Stored data entries:
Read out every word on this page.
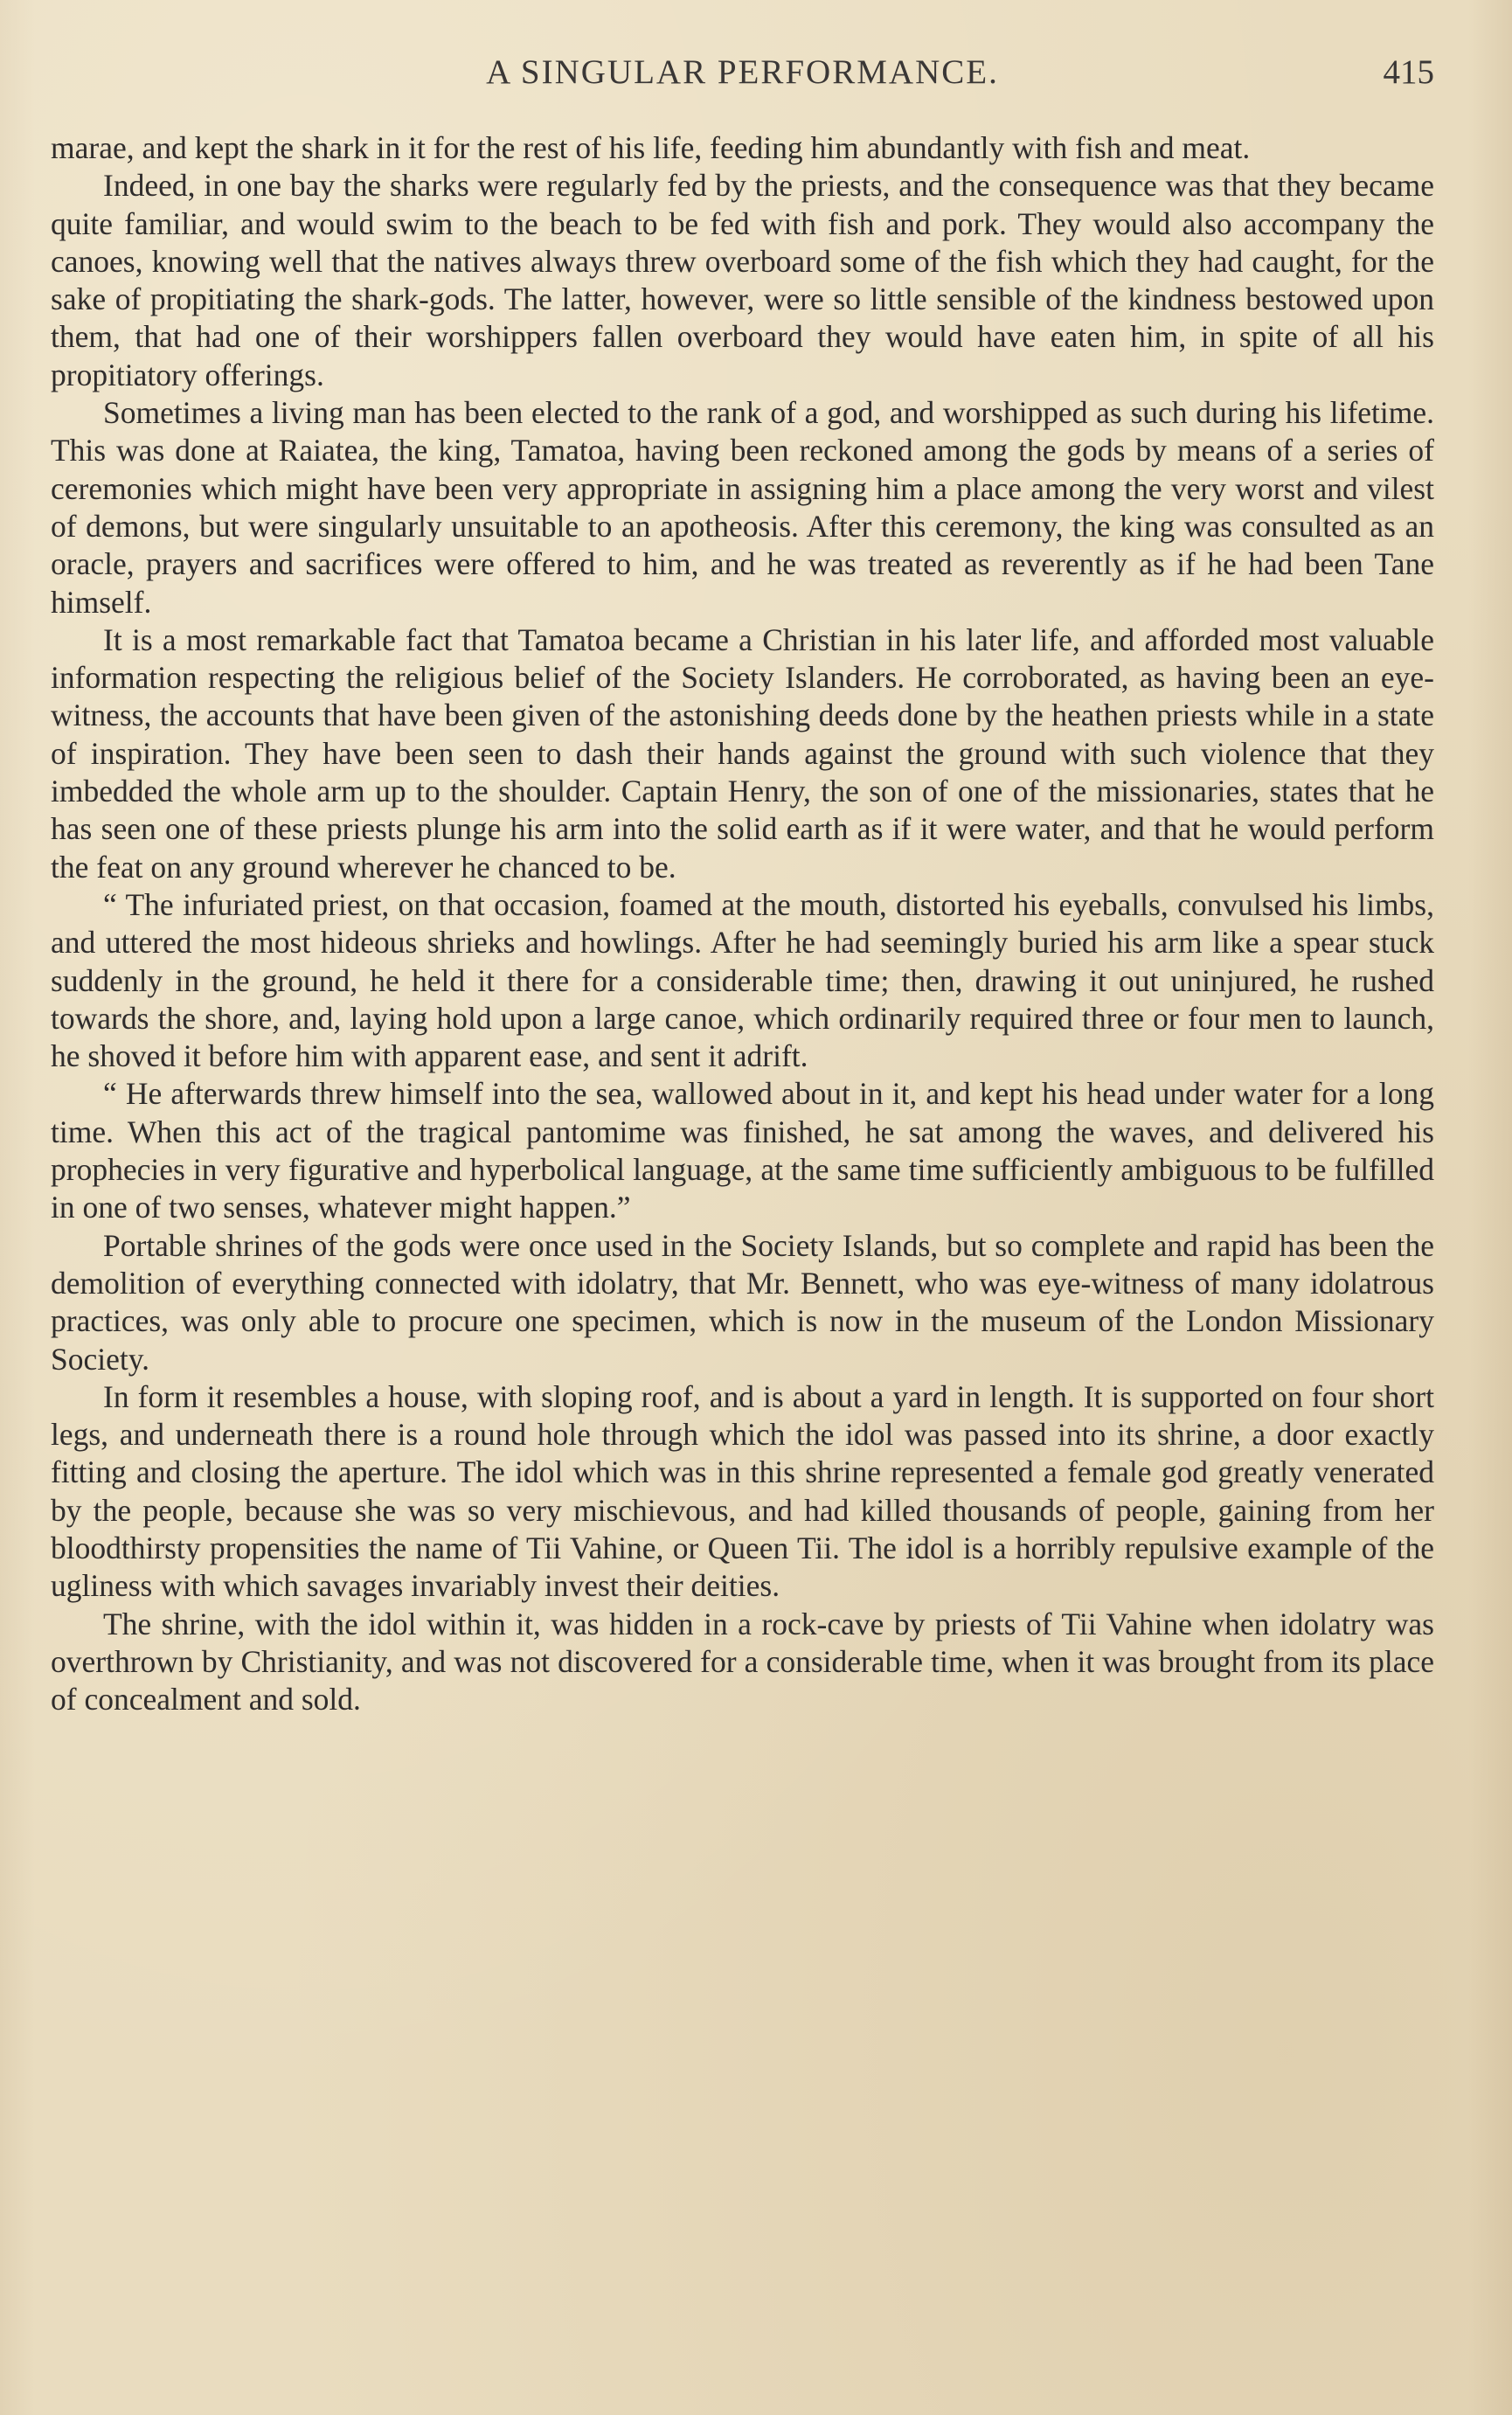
A SINGULAR PERFORMANCE.	415

marae, and kept the shark in it for the rest of his life, feeding him abundantly with fish and meat.

Indeed, in one bay the sharks were regularly fed by the priests, and the consequence was that they became quite familiar, and would swim to the beach to be fed with fish and pork. They would also accompany the canoes, knowing well that the natives always threw overboard some of the fish which they had caught, for the sake of propitiating the shark-gods. The latter, however, were so little sensible of the kindness bestowed upon them, that had one of their worshippers fallen overboard they would have eaten him, in spite of all his propitiatory offerings.

Sometimes a living man has been elected to the rank of a god, and worshipped as such during his lifetime. This was done at Raiatea, the king, Tamatoa, having been reckoned among the gods by means of a series of ceremonies which might have been very appropriate in assigning him a place among the very worst and vilest of demons, but were singularly unsuitable to an apotheosis. After this ceremony, the king was consulted as an oracle, prayers and sacrifices were offered to him, and he was treated as reverently as if he had been Tane himself.

It is a most remarkable fact that Tamatoa became a Christian in his later life, and afforded most valuable information respecting the religious belief of the Society Islanders. He corroborated, as having been an eye-witness, the accounts that have been given of the astonishing deeds done by the heathen priests while in a state of inspiration. They have been seen to dash their hands against the ground with such violence that they imbedded the whole arm up to the shoulder. Captain Henry, the son of one of the missionaries, states that he has seen one of these priests plunge his arm into the solid earth as if it were water, and that he would perform the feat on any ground wherever he chanced to be.

“ The infuriated priest, on that occasion, foamed at the mouth, distorted his eyeballs, convulsed his limbs, and uttered the most hideous shrieks and howlings. After he had seemingly buried his arm like a spear stuck suddenly in the ground, he held it there for a considerable time; then, drawing it out uninjured, he rushed towards the shore, and, laying hold upon a large canoe, which ordinarily required three or four men to launch, he shoved it before him with apparent ease, and sent it adrift.

“ He afterwards threw himself into the sea, wallowed about in it, and kept his head under water for a long time. When this act of the tragical pantomime was finished, he sat among the waves, and delivered his prophecies in very figurative and hyperbolical language, at the same time sufficiently ambiguous to be fulfilled in one of two senses, whatever might happen.”

Portable shrines of the gods were once used in the Society Islands, but so complete and rapid has been the demolition of everything connected with idolatry, that Mr. Bennett, who was eye-witness of many idolatrous practices, was only able to procure one specimen, which is now in the museum of the London Missionary Society.

In form it resembles a house, with sloping roof, and is about a yard in length. It is supported on four short legs, and underneath there is a round hole through which the idol was passed into its shrine, a door exactly fitting and closing the aperture. The idol which was in this shrine represented a female god greatly venerated by the people, because she was so very mischievous, and had killed thousands of people, gaining from her bloodthirsty propensities the name of Tii Vahine, or Queen Tii. The idol is a horribly repulsive example of the ugliness with which savages invariably invest their deities.

The shrine, with the idol within it, was hidden in a rock-cave by priests of Tii Vahine when idolatry was overthrown by Christianity, and was not discovered for a considerable time, when it was brought from its place of concealment and sold.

Written problem:
Search the data above for the string "threw" and return every line that has it.

Task answer:
Indeed, in one bay the sharks were regularly fed by the priests, and the consequence was that they became quite familiar, and would swim to the beach to be fed with fish and pork. They would also accompany the canoes, knowing well that the natives always threw overboard some of the fish which they had caught, for the sake of propitiating the shark-gods. The latter, however, were so little sensible of the kindness bestowed upon them, that had one of their worshippers fallen overboard they would have eaten him, in spite of all his propitiatory offerings.
“ He afterwards threw himself into the sea, wallowed about in it, and kept his head under water for a long time. When this act of the tragical pantomime was finished, he sat among the waves, and delivered his prophecies in very figurative and hyperbolical language, at the same time sufficiently ambiguous to be fulfilled in one of two senses, whatever might happen.”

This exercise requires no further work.